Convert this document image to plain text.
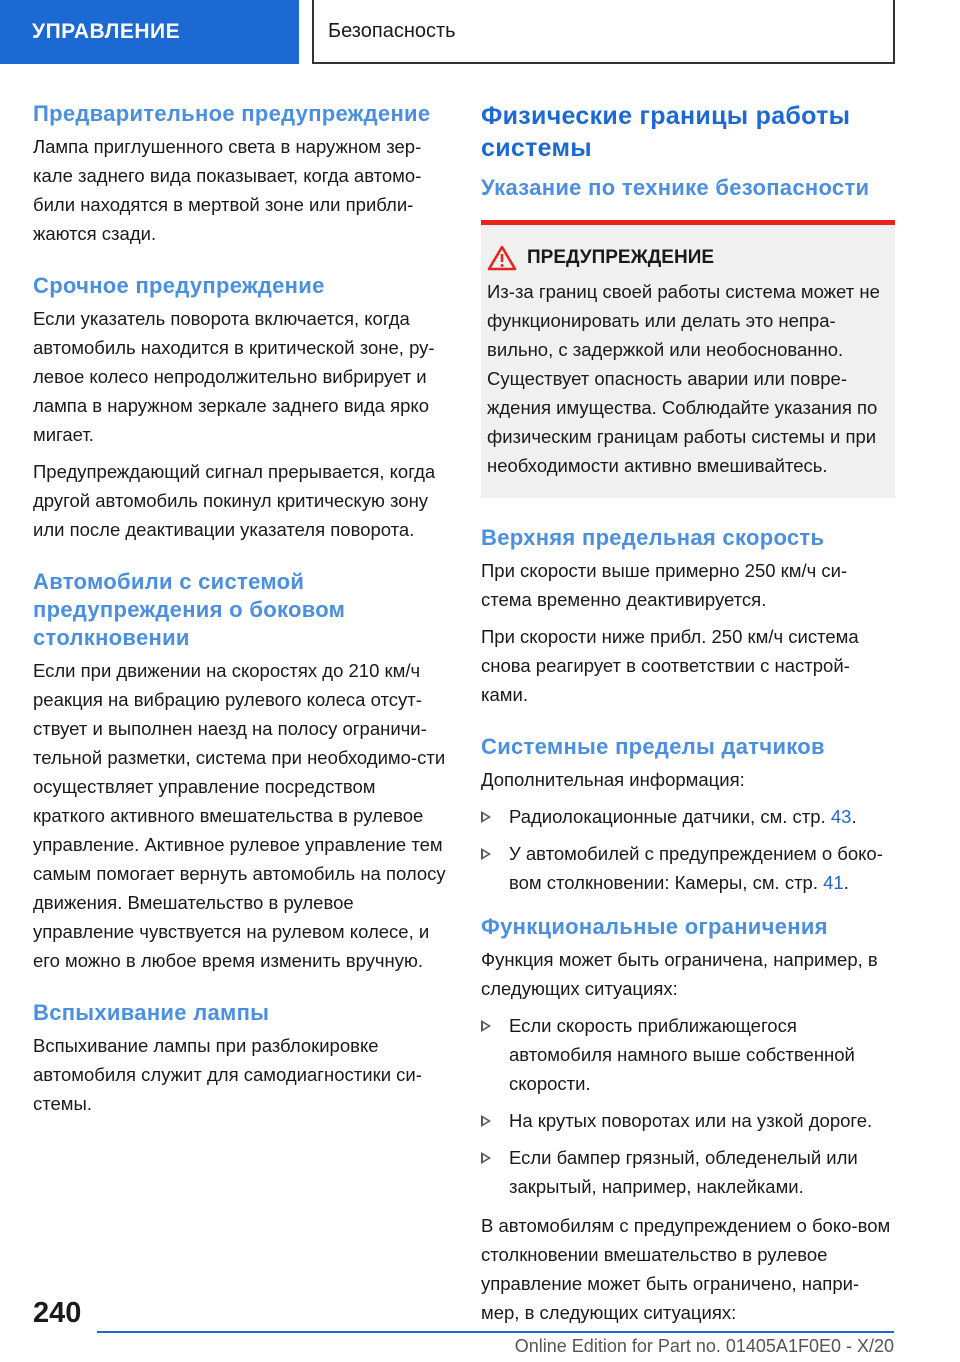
УПРАВЛЕНИЕ	Безопасность
Предварительное предупреждение

Лампа приглушенного света в наружном зер-кале заднего вида показывает, когда автомо-били находятся в мертвой зоне или прибли-жаются сзади.

Срочное предупреждение

Если указатель поворота включается, когда автомобиль находится в критической зоне, ру-левое колесо непродолжительно вибрирует и лампа в наружном зеркале заднего вида ярко мигает.

Предупреждающий сигнал прерывается, когда другой автомобиль покинул критическую зону или после деактивации указателя поворота.

Автомобили с системой предупреждения о боковом столкновении

Если при движении на скоростях до 210 км/ч реакция на вибрацию рулевого колеса отсут-ствует и выполнен наезд на полосу ограничи-тельной разметки, система при необходимо-сти осуществляет управление посредством краткого активного вмешательства в рулевое управление. Активное рулевое управление тем самым помогает вернуть автомобиль на полосу движения. Вмешательство в рулевое управление чувствуется на рулевом колесе, и его можно в любое время изменить вручную.

Вспыхивание лампы

Вспыхивание лампы при разблокировке автомобиля служит для самодиагностики си-стемы.

Физические границы работы системы
Указание по технике безопасности
ПРЕДУПРЕЖДЕНИЕ

Из-за границ своей работы система может не функционировать или делать это непра-вильно, с задержкой или необоснованно. Существует опасность аварии или повре-ждения имущества. Соблюдайте указания по физическим границам работы системы и при необходимости активно вмешивайтесь.

Верхняя предельная скорость

При скорости выше примерно 250 км/ч си-стема временно деактивируется.

При скорости ниже прибл. 250 км/ч система снова реагирует в соответствии с настрой-ками.

Системные пределы датчиков

Дополнительная информация:

Радиолокационные датчики, см. стр. 43.
У автомобилей с предупреждением о боко-вом столкновении: Камеры, см. стр. 41.
Функциональные ограничения

Функция может быть ограничена, например, в следующих ситуациях:

Если скорость приближающегося автомобиля намного выше собственной скорости.
На крутых поворотах или на узкой дороге.
Если бампер грязный, обледенелый или закрытый, например, наклейками.

В автомобилям с предупреждением о боко-вом столкновении вмешательство в рулевое управление может быть ограничено, напри-мер, в следующих ситуациях:

240
Online Edition for Part no. 01405A1F0E0 - X/20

_ _ _

EXERCISE DIRECTIONS - In the entries above, locate every line with the word "работы" and copy it.

OUTPUT -
Физические границы работы системы
Из-за границ своей работы система может не функционировать или делать это непра-вильно, с задержкой или необоснованно. Существует опасность аварии или повре-ждения имущества. Соблюдайте указания по физическим границам работы системы и при необходимости активно вмешивайтесь.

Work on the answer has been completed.